▶ TASK REQUIREMENTS
Report each line of the data that has "Seismological" somewhere in it.

▶ DATA SHOWN
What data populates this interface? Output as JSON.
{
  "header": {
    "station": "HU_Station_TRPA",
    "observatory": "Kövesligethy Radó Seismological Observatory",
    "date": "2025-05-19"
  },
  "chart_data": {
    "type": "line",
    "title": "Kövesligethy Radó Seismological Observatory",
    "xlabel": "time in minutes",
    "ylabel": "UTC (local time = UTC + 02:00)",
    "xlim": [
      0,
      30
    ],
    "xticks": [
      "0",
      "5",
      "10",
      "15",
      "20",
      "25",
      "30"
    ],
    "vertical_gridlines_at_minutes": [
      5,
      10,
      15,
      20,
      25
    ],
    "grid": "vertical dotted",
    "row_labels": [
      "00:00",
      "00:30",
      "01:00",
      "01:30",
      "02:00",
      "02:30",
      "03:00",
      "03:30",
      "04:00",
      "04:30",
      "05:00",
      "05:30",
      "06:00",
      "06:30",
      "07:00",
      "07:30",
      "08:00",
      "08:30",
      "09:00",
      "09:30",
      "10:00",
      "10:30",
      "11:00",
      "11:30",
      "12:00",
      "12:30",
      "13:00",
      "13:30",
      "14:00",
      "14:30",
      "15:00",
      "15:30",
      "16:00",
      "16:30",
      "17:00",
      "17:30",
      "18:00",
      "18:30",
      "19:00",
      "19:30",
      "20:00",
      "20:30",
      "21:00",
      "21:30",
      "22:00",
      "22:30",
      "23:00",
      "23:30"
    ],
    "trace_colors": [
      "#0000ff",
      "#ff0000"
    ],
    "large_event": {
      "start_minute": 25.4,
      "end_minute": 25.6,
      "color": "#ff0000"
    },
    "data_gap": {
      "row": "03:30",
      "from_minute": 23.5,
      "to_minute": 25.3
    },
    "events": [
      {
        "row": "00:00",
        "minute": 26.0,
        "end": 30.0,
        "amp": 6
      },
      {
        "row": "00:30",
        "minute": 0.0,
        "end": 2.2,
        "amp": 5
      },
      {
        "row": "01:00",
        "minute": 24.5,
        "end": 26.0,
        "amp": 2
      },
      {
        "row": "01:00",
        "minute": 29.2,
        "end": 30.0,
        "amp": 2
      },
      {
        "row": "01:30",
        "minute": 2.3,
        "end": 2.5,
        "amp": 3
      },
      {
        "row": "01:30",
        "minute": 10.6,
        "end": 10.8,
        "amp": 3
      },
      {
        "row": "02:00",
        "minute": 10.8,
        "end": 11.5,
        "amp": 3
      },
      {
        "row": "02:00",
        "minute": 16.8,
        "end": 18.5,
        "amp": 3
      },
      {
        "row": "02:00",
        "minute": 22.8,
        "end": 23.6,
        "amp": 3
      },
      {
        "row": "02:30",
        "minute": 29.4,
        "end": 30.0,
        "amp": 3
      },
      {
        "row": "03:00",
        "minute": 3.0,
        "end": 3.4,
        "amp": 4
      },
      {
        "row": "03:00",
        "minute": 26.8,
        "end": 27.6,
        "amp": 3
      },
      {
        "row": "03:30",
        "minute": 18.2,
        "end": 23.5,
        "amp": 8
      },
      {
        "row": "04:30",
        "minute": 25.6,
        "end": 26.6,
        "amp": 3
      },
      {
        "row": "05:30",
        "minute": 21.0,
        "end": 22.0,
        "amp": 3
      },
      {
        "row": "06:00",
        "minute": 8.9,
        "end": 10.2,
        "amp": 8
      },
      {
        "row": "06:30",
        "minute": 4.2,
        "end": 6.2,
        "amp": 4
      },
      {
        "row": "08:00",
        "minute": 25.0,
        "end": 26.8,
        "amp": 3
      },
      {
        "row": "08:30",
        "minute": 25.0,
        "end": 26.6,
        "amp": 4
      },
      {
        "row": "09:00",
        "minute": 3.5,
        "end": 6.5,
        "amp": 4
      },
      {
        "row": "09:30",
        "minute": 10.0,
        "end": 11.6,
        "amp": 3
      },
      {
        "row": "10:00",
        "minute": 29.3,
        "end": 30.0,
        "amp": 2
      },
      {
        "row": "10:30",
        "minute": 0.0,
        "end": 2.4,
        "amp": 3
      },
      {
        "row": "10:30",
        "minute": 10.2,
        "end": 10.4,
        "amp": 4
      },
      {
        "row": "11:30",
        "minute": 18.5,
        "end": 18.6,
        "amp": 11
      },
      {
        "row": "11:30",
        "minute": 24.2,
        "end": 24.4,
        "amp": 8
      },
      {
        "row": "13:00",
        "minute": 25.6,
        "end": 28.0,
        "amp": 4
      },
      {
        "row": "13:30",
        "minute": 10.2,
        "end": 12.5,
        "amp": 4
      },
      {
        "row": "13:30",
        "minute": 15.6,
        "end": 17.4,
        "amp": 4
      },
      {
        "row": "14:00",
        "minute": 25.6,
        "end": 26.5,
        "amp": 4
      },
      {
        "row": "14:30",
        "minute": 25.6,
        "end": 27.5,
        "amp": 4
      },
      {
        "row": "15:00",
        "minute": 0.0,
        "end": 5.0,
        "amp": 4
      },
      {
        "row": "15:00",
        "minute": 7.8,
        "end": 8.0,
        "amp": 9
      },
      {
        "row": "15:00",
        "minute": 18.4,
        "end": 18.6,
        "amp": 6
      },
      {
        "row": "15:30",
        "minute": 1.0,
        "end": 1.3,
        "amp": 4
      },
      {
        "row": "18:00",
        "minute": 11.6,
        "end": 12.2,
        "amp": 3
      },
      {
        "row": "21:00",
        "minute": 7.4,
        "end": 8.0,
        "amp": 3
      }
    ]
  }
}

▶ WRITTEN ANSWER
    "observatory": "Kövesligethy Radó Seismological Observatory",
    "title": "Kövesligethy Radó Seismological Observatory",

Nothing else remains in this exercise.